The task: Look over the lines below. Report each one that includes the string "highlight".

• • • • •

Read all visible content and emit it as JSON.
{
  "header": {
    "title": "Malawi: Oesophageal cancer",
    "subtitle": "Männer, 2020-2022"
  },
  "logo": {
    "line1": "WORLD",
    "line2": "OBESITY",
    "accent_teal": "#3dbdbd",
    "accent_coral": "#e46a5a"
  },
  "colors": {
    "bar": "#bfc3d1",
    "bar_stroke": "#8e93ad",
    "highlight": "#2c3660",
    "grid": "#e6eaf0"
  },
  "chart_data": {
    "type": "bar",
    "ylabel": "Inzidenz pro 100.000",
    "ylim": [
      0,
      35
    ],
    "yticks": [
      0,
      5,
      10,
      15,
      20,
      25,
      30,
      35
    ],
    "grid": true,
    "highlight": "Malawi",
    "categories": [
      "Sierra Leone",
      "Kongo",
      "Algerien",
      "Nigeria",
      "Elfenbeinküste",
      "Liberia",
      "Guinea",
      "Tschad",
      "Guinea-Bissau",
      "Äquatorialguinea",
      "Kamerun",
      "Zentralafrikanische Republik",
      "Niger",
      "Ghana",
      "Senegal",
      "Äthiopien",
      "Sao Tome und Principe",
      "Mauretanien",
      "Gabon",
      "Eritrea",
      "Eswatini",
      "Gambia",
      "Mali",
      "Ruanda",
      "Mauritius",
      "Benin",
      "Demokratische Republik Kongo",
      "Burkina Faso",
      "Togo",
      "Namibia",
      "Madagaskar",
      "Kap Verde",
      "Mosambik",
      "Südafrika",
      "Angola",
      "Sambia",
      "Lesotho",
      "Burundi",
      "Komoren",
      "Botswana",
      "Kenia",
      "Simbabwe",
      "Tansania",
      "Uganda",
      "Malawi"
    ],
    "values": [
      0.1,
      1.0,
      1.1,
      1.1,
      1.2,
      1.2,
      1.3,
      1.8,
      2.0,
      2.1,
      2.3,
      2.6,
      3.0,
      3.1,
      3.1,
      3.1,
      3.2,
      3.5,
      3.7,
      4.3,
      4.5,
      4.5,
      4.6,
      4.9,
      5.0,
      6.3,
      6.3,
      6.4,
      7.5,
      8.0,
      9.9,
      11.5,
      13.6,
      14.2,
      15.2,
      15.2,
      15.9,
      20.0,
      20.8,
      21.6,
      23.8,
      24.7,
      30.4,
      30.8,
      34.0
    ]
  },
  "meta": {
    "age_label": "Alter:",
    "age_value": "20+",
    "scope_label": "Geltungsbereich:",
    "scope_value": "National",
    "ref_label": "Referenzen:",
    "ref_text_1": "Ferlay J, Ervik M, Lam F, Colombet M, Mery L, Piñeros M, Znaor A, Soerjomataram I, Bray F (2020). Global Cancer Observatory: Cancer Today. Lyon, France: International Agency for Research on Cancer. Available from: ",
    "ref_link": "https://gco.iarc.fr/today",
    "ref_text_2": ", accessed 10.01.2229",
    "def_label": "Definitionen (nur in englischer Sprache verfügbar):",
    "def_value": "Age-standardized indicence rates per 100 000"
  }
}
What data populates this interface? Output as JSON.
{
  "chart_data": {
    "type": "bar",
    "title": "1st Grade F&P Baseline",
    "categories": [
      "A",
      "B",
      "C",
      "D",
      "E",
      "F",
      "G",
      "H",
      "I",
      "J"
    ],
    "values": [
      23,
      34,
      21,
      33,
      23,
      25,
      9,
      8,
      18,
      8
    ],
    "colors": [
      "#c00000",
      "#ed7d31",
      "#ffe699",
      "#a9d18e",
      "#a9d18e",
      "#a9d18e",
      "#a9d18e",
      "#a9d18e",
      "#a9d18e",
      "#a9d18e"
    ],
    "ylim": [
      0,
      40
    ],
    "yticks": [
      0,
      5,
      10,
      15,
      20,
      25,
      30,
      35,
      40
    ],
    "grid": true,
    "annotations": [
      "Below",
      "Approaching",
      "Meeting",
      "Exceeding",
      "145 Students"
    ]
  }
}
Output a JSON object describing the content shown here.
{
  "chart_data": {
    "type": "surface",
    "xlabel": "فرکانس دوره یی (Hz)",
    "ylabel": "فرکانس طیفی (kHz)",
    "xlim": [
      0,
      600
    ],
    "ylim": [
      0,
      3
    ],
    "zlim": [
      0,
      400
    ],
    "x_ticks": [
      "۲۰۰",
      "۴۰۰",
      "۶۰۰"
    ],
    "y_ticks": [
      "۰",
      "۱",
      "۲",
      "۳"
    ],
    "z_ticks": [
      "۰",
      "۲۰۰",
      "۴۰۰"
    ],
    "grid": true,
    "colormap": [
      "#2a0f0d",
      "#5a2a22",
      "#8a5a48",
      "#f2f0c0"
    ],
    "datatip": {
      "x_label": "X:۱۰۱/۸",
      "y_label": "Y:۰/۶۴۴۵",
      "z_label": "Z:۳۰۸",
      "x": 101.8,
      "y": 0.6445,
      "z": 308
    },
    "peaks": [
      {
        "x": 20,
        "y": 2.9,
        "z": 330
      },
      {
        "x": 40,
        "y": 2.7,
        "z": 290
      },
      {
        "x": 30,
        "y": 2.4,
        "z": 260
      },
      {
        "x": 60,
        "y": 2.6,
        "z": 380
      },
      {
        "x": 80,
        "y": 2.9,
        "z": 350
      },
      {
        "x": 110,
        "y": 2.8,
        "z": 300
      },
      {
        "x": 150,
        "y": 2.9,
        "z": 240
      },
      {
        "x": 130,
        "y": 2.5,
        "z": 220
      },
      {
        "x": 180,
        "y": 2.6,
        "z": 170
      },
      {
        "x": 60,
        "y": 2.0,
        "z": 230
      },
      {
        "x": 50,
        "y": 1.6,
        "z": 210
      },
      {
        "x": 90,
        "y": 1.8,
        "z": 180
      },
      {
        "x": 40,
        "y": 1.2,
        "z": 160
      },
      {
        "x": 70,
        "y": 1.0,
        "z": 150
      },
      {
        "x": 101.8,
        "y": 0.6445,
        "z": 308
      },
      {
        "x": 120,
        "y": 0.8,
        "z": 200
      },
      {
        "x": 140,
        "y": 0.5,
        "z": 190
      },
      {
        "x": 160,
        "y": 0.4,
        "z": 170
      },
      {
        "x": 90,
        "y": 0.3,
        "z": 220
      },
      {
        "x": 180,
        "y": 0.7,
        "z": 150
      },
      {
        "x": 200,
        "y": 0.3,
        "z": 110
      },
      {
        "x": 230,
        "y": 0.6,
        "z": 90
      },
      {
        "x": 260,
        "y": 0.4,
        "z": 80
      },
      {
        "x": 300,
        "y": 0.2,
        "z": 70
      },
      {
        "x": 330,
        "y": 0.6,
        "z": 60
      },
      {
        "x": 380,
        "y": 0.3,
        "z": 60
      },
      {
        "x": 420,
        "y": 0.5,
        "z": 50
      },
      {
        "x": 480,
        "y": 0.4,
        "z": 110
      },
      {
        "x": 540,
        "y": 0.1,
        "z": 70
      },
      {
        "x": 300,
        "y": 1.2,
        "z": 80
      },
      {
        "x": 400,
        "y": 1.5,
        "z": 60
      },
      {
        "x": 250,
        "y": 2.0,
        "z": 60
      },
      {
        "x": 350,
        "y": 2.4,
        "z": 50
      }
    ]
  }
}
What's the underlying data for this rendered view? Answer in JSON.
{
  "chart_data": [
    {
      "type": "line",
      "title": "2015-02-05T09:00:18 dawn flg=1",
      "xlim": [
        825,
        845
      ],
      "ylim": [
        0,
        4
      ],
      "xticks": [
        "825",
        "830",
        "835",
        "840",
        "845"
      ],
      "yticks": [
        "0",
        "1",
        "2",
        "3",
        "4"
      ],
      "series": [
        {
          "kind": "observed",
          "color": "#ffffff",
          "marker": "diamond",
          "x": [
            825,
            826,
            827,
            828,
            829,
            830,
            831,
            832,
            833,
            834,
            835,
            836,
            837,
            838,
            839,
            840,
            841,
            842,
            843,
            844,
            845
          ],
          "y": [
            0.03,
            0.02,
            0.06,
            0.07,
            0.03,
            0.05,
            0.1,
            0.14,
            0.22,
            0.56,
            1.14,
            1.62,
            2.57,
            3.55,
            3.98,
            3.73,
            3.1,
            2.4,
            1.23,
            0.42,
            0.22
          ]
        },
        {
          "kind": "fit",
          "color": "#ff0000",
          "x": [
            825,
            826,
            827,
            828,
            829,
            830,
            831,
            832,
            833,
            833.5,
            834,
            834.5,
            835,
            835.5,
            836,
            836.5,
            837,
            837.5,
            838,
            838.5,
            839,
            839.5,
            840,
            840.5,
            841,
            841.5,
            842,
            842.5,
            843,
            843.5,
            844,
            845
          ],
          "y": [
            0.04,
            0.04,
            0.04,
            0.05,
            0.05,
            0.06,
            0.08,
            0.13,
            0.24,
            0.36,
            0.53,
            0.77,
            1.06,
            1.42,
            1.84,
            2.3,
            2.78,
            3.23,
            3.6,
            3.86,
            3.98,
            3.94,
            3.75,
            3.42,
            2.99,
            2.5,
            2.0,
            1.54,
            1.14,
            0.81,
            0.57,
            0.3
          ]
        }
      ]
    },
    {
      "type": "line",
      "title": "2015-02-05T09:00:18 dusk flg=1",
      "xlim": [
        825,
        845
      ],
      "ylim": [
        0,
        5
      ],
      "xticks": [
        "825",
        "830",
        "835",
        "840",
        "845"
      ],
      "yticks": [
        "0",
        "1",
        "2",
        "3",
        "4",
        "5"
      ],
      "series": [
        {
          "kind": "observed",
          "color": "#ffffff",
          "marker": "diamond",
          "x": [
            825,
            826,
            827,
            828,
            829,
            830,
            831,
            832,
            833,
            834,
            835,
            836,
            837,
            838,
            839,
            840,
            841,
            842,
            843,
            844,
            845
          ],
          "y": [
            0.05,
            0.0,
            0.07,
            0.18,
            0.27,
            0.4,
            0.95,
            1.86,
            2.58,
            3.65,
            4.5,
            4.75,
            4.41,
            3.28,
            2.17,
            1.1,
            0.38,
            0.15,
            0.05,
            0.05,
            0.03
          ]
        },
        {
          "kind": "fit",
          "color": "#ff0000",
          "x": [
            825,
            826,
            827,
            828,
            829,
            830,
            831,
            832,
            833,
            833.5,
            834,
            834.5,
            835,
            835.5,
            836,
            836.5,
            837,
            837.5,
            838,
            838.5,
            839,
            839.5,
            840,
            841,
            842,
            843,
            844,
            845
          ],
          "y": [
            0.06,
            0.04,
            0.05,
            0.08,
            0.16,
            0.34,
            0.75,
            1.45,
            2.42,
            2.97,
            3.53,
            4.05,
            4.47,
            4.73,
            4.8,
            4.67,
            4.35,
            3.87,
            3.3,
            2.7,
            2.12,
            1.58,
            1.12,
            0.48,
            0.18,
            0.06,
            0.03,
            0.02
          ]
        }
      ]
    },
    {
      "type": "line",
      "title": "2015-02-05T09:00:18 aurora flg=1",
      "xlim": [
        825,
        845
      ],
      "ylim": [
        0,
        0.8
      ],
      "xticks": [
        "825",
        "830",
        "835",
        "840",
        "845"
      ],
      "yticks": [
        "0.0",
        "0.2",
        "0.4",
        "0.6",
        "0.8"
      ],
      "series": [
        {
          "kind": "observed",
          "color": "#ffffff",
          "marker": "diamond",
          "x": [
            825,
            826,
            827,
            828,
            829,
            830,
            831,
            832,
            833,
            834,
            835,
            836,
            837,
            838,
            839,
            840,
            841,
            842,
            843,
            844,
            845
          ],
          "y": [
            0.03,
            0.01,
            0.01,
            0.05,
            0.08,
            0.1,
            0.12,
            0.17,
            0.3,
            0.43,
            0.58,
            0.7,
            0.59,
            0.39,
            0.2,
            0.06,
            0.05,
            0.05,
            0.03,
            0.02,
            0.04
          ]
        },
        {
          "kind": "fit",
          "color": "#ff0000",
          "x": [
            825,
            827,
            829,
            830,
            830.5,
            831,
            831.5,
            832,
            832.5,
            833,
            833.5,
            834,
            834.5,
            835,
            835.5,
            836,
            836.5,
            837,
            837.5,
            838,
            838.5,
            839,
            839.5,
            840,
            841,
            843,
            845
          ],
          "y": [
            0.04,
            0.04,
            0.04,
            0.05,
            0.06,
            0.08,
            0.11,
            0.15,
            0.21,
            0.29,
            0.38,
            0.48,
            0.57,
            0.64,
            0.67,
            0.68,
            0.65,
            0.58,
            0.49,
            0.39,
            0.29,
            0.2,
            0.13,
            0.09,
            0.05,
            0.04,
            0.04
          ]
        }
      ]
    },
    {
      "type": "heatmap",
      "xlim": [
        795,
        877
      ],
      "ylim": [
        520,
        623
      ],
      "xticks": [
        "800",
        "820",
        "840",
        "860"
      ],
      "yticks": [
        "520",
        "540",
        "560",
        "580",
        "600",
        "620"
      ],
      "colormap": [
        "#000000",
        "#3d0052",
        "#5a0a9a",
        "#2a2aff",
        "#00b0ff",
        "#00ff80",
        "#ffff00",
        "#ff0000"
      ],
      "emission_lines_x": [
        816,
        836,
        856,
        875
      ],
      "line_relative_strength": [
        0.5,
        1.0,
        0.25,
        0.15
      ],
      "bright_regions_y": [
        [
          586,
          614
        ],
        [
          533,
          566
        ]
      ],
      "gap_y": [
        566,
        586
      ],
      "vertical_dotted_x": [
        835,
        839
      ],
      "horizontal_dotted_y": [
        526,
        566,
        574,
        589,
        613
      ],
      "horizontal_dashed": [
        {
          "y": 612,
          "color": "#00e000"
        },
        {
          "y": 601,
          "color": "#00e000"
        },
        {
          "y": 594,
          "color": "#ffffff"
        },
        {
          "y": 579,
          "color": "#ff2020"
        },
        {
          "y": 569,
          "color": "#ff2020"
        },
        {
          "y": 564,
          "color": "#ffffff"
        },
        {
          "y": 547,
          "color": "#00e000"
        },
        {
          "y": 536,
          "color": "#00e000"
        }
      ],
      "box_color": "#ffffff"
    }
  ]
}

• • • • •

Answer:
    "highlight": "#2c3660",
    "highlight": "Malawi",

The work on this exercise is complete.